» **WHAT IS EXPECTED**:
Each entry must be given again exactly; images do not belong in the copy.

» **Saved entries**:
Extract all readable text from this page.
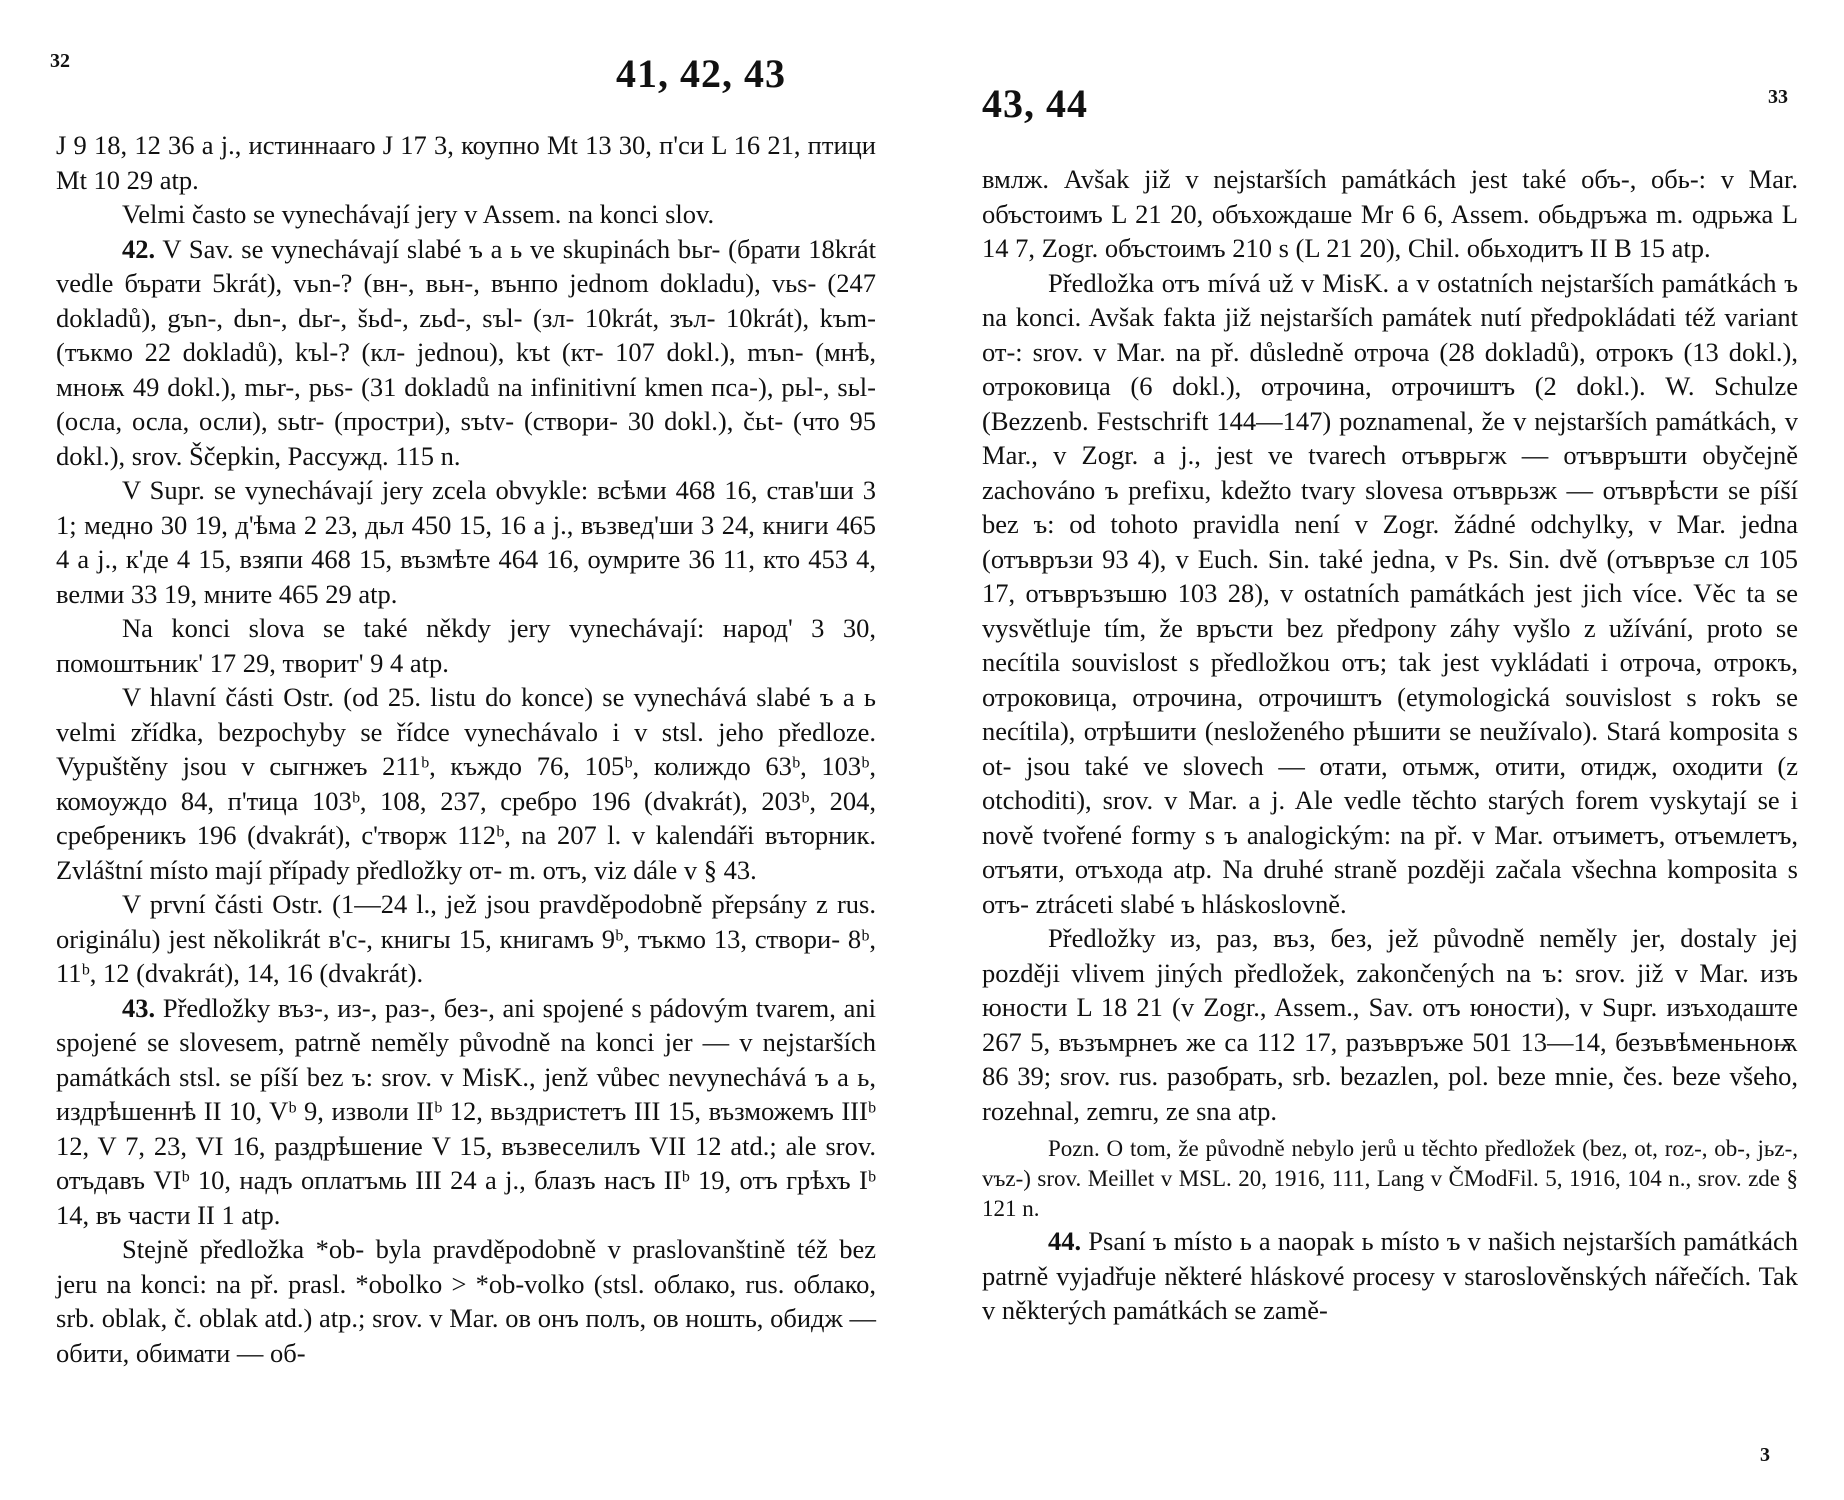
32	41, 42, 43

J 9 18, 12 36 a j., истиннааго J 17 3, коупно Mt 13 30, п'си L 16 21, птици Mt 10 29 atp.

Velmi často se vynechávají jery v Assem. na konci slov.

42. V Sav. se vynechávají slabé ъ a ь ve skupinách bьr- (брати 18krát vedle бърати 5krát), vьn-? (вн-, вьн-, вънпо jednom dokladu), vьs- (247 dokladů), gъn-, dьn-, dьr-, šьd-, zьd-, sъl- (зл- 10krát, зъл- 10krát), kъm- (тъкмо 22 dokladů), kъl-? (кл- jednou), kъt (кт- 107 dokl.), mъn- (мнѣ, мноѭ 49 dokl.), mьr-, pьs- (31 dokladů na infinitivní kmen пса-), pьl-, sьl- (осла, осла, осли), sьtr- (простри), sъtv- (створи- 30 dokl.), čьt- (что 95 dokl.), srov. Ščepkin, Рассужд. 115 n.

V Supr. se vynechávají jery zcela obvykle: всѣми 468 16, став'ши 3 1; медно 30 19, д'ѣма 2 23, дьл 450 15, 16 a j., възвед'ши 3 24, книги 465 4 a j., к'де 4 15, взяпи 468 15, възмѣте 464 16, оумрите 36 11, кто 453 4, велми 33 19, мните 465 29 atp.

Na konci slova se také někdy jery vynechávají: народ' 3 30, помоштьник' 17 29, творит' 9 4 atp.

V hlavní části Ostr. (od 25. listu do konce) se vynechává slabé ъ a ь velmi zřídka, bezpochyby se řídce vynechávalo i v stsl. jeho předloze. Vypuštěny jsou v сыгнжеъ 211ᵇ, къждо 76, 105ᵇ, колиждо 63ᵇ, 103ᵇ, комоуждо 84, п'тица 103ᵇ, 108, 237, сребро 196 (dvakrát), 203ᵇ, 204, сребреникъ 196 (dvakrát), с'творж 112ᵇ, na 207 l. v kalendáři въторник. Zvláštní místo mají případy předložky от- m. отъ, viz dále v § 43.

V první části Ostr. (1—24 l., jež jsou pravděpodobně přepsány z rus. originálu) jest několikrát в'с-, книгы 15, книгамъ 9ᵇ, тъкмо 13, створи- 8ᵇ, 11ᵇ, 12 (dvakrát), 14, 16 (dvakrát).

43. Předložky въз-, из-, раз-, без-, ani spojené s pádovým tvarem, ani spojené se slovesem, patrně neměly původně na konci jer — v nejstarších památkách stsl. se píší bez ъ: srov. v MisK., jenž vůbec nevynechává ъ a ь, издрѣшеннѣ II 10, Vᵇ 9, изволи IIᵇ 12, вьздристетъ III 15, възможемъ IIIᵇ 12, V 7, 23, VI 16, раздрѣшение V 15, възвеселилъ VII 12 atd.; ale srov. отъдавъ VIᵇ 10, надъ оплатъмь III 24 a j., блазъ насъ IIᵇ 19, отъ грѣхъ Iᵇ 14, въ части II 1 atp.

Stejně předložka *ob- byla pravděpodobně v praslovanštině též bez jeru na konci: na př. prasl. *obolko > *ob-volko (stsl. облако, rus. облако, srb. oblak, č. oblak atd.) atp.; srov. v Mar. ов онъ полъ, ов ношть, обидж — обити, обимати — об-

43, 44	33

вмлж. Avšak již v nejstarších památkách jest také объ-, обь-: v Mar. объстоимъ L 21 20, объхождаше Mr 6 6, Assem. обьдръжа m. одрьжа L 14 7, Zogr. объстоимъ 210 s (L 21 20), Chil. обьходитъ II B 15 atp.

Předložka отъ mívá už v MisK. a v ostatních nejstarších památkách ъ na konci. Avšak fakta již nejstarších památek nutí předpokládati též variant от-: srov. v Mar. na př. důsledně отроча (28 dokladů), отрокъ (13 dokl.), отроковица (6 dokl.), отрочина, отрочиштъ (2 dokl.). W. Schulze (Bezzenb. Festschrift 144—147) poznamenal, že v nejstarších památkách, v Mar., v Zogr. a j., jest ve tvarech отъврьгж — отъвръшти obyčejně zachováno ъ prefixu, kdežto tvary slovesa отъврьзж — отъврѣсти se píší bez ъ: od tohoto pravidla není v Zogr. žádné odchylky, v Mar. jedna (отъвръзи 93 4), v Euch. Sin. také jedna, v Ps. Sin. dvě (отъвръзе сл 105 17, отъвръзъшю 103 28), v ostatních památkách jest jich více. Věc ta se vysvětluje tím, že връсти bez předpony záhy vyšlo z užívání, proto se necítila souvislost s předložkou отъ; tak jest vykládati i отроча, отрокъ, отроковица, отрочина, отрочиштъ (etymologická souvislost s rokъ se necítila), отрѣшити (nesloženého рѣшити se neužívalo). Stará komposita s ot- jsou také ve slovech — отати, отьмж, отити, отидж, оходити (z otchoditi), srov. v Mar. a j. Ale vedle těchto starých forem vyskytají se i nově tvořené formy s ъ analogickým: na př. v Mar. отъиметъ, отъемлетъ, отъяти, отъхода atp. Na druhé straně později začala všechna komposita s отъ- ztráceti slabé ъ hláskoslovně.

Předložky из, раз, въз, без, jež původně neměly jer, dostaly jej později vlivem jiných předložek, zakončených na ъ: srov. již v Mar. изъ юности L 18 21 (v Zogr., Assem., Sav. отъ юности), v Supr. изъходаште 267 5, възъмрнеъ же са 112 17, разъвръже 501 13—14, безъвѣменьноѭ 86 39; srov. rus. разобрать, srb. bezazlen, pol. beze mnie, čes. beze všeho, rozehnal, zemru, ze sna atp.

Pozn. O tom, že původně nebylo jerů u těchto předložek (bez, ot, roz-, ob-, jьz-, vъz-) srov. Meillet v MSL. 20, 1916, 111, Lang v ČModFil. 5, 1916, 104 n., srov. zde § 121 n.

44. Psaní ъ místo ь a naopak ь místo ъ v našich nejstarších památkách patrně vyjadřuje některé hláskové procesy v staroslověnských nářečích. Tak v některých památkách se zamě-

3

» **IN RESPONSE**:
Extract all readable text from this page.
32	41, 42, 43

J 9 18, 12 36 a j., истиннааго J 17 3, коупно Mt 13 30, п'си L 16 21, птици Mt 10 29 atp.

Velmi často se vynechávají jery v Assem. na konci slov.

42. V Sav. se vynechávají slabé ъ a ь ve skupinách bьr- (брати 18krát vedle бърати 5krát), vьn-? (вн-, вьн-, вънпо jednom dokladu), vьs- (247 dokladů), gъn-, dьn-, dьr-, šьd-, zьd-, sъl- (зл- 10krát, зъл- 10krát), kъm- (тъкмо 22 dokladů), kъl-? (кл- jednou), kъt (кт- 107 dokl.), mъn- (мнѣ, мноѭ 49 dokl.), mьr-, pьs- (31 dokladů na infinitivní kmen пса-), pьl-, sьl- (осла, осла, осли), sьtr- (простри), sъtv- (створи- 30 dokl.), čьt- (что 95 dokl.), srov. Ščepkin, Рассужд. 115 n.

V Supr. se vynechávají jery zcela obvykle: всѣми 468 16, став'ши 3 1; медно 30 19, д'ѣма 2 23, дьл 450 15, 16 a j., възвед'ши 3 24, книги 465 4 a j., к'де 4 15, взяпи 468 15, възмѣте 464 16, оумрите 36 11, кто 453 4, велми 33 19, мните 465 29 atp.

Na konci slova se také někdy jery vynechávají: народ' 3 30, помоштьник' 17 29, творит' 9 4 atp.

V hlavní části Ostr. (od 25. listu do konce) se vynechává slabé ъ a ь velmi zřídka, bezpochyby se řídce vynechávalo i v stsl. jeho předloze. Vypuštěny jsou v сыгнжеъ 211ᵇ, къждо 76, 105ᵇ, колиждо 63ᵇ, 103ᵇ, комоуждо 84, п'тица 103ᵇ, 108, 237, сребро 196 (dvakrát), 203ᵇ, 204, сребреникъ 196 (dvakrát), с'творж 112ᵇ, na 207 l. v kalendáři въторник. Zvláštní místo mají případy předložky от- m. отъ, viz dále v § 43.

V první části Ostr. (1—24 l., jež jsou pravděpodobně přepsány z rus. originálu) jest několikrát в'с-, книгы 15, книгамъ 9ᵇ, тъкмо 13, створи- 8ᵇ, 11ᵇ, 12 (dvakrát), 14, 16 (dvakrát).

43. Předložky въз-, из-, раз-, без-, ani spojené s pádovým tvarem, ani spojené se slovesem, patrně neměly původně na konci jer — v nejstarších památkách stsl. se píší bez ъ: srov. v MisK., jenž vůbec nevynechává ъ a ь, издрѣшеннѣ II 10, Vᵇ 9, изволи IIᵇ 12, вьздристетъ III 15, възможемъ IIIᵇ 12, V 7, 23, VI 16, раздрѣшение V 15, възвеселилъ VII 12 atd.; ale srov. отъдавъ VIᵇ 10, надъ оплатъмь III 24 a j., блазъ насъ IIᵇ 19, отъ грѣхъ Iᵇ 14, въ части II 1 atp.

Stejně předložka *ob- byla pravděpodobně v praslovanštině též bez jeru na konci: na př. prasl. *obolko > *ob-volko (stsl. облако, rus. облако, srb. oblak, č. oblak atd.) atp.; srov. v Mar. ов онъ полъ, ов ношть, обидж — обити, обимати — об-

43, 44	33

вмлж. Avšak již v nejstarších památkách jest také объ-, обь-: v Mar. объстоимъ L 21 20, объхождаше Mr 6 6, Assem. обьдръжа m. одрьжа L 14 7, Zogr. объстоимъ 210 s (L 21 20), Chil. обьходитъ II B 15 atp.

Předložka отъ mívá už v MisK. a v ostatních nejstarších památkách ъ na konci. Avšak fakta již nejstarších památek nutí předpokládati též variant от-: srov. v Mar. na př. důsledně отроча (28 dokladů), отрокъ (13 dokl.), отроковица (6 dokl.), отрочина, отрочиштъ (2 dokl.). W. Schulze (Bezzenb. Festschrift 144—147) poznamenal, že v nejstarších památkách, v Mar., v Zogr. a j., jest ve tvarech отъврьгж — отъвръшти obyčejně zachováno ъ prefixu, kdežto tvary slovesa отъврьзж — отъврѣсти se píší bez ъ: od tohoto pravidla není v Zogr. žádné odchylky, v Mar. jedna (отъвръзи 93 4), v Euch. Sin. také jedna, v Ps. Sin. dvě (отъвръзе сл 105 17, отъвръзъшю 103 28), v ostatních památkách jest jich více. Věc ta se vysvětluje tím, že връсти bez předpony záhy vyšlo z užívání, proto se necítila souvislost s předložkou отъ; tak jest vykládati i отроча, отрокъ, отроковица, отрочина, отрочиштъ (etymologická souvislost s rokъ se necítila), отрѣшити (nesloženého рѣшити se neužívalo). Stará komposita s ot- jsou také ve slovech — отати, отьмж, отити, отидж, оходити (z otchoditi), srov. v Mar. a j. Ale vedle těchto starých forem vyskytají se i nově tvořené formy s ъ analogickým: na př. v Mar. отъиметъ, отъемлетъ, отъяти, отъхода atp. Na druhé straně později začala všechna komposita s отъ- ztráceti slabé ъ hláskoslovně.

Předložky из, раз, въз, без, jež původně neměly jer, dostaly jej později vlivem jiných předložek, zakončených na ъ: srov. již v Mar. изъ юности L 18 21 (v Zogr., Assem., Sav. отъ юности), v Supr. изъходаште 267 5, възъмрнеъ же са 112 17, разъвръже 501 13—14, безъвѣменьноѭ 86 39; srov. rus. разобрать, srb. bezazlen, pol. beze mnie, čes. beze všeho, rozehnal, zemru, ze sna atp.

Pozn. O tom, že původně nebylo jerů u těchto předložek (bez, ot, roz-, ob-, jьz-, vъz-) srov. Meillet v MSL. 20, 1916, 111, Lang v ČModFil. 5, 1916, 104 n., srov. zde § 121 n.

44. Psaní ъ místo ь a naopak ь místo ъ v našich nejstarších památkách patrně vyjadřuje některé hláskové procesy v staroslověnských nářečích. Tak v některých památkách se zamě-

3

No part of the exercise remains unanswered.